[Goal] Read the lines that follow and tally those with the word "learning"; give the number and nothing else.

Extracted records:
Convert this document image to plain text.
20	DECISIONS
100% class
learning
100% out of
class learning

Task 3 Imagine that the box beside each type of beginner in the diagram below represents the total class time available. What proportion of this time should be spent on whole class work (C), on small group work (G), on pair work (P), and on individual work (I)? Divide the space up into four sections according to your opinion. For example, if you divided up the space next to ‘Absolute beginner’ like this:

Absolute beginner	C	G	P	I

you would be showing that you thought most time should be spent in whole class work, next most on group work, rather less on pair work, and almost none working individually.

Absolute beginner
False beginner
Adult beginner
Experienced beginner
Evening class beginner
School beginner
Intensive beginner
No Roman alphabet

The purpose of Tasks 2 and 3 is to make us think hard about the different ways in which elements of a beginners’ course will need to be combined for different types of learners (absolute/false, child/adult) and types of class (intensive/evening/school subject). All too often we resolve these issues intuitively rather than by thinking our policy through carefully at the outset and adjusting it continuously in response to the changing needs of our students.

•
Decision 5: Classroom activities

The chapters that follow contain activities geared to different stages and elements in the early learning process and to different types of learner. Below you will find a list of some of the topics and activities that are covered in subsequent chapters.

* * *

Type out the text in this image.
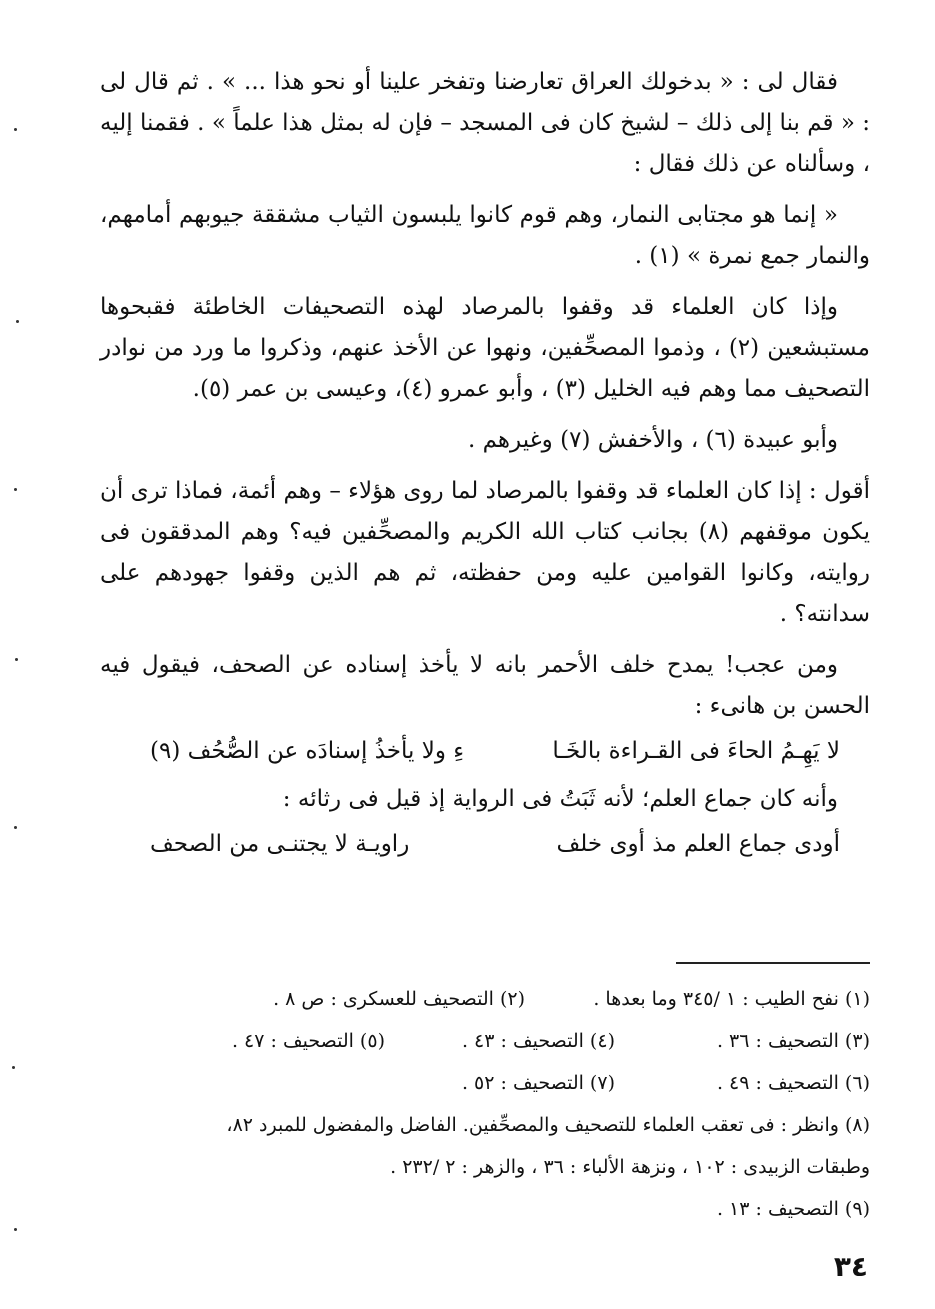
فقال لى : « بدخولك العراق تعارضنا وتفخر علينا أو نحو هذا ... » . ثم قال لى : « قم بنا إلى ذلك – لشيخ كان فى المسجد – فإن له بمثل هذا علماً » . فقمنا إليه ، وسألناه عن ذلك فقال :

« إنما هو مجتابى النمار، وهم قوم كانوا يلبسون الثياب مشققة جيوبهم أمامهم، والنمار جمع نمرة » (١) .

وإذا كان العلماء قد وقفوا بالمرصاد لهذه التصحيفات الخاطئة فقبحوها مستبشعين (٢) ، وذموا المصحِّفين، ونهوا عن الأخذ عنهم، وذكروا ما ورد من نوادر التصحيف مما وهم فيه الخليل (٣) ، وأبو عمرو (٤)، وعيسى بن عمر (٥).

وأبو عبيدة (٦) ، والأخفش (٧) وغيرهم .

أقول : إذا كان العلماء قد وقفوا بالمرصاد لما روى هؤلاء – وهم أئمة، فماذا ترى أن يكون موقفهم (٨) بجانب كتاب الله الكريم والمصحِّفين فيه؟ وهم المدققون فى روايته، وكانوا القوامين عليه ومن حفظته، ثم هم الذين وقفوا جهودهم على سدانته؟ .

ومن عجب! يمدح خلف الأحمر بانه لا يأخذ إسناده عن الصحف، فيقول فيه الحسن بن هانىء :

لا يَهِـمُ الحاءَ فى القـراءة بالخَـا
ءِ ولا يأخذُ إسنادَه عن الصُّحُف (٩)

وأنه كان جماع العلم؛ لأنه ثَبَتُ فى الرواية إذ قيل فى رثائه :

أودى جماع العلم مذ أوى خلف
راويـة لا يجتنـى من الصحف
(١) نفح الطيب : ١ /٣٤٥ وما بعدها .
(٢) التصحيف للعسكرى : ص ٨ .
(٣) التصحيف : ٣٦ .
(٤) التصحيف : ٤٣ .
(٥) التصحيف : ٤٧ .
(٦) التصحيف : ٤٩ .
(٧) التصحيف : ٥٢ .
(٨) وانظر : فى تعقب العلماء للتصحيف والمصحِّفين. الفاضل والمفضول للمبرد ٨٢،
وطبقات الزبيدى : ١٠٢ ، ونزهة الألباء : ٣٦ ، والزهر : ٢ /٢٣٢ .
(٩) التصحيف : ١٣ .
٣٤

[Output for this task] 3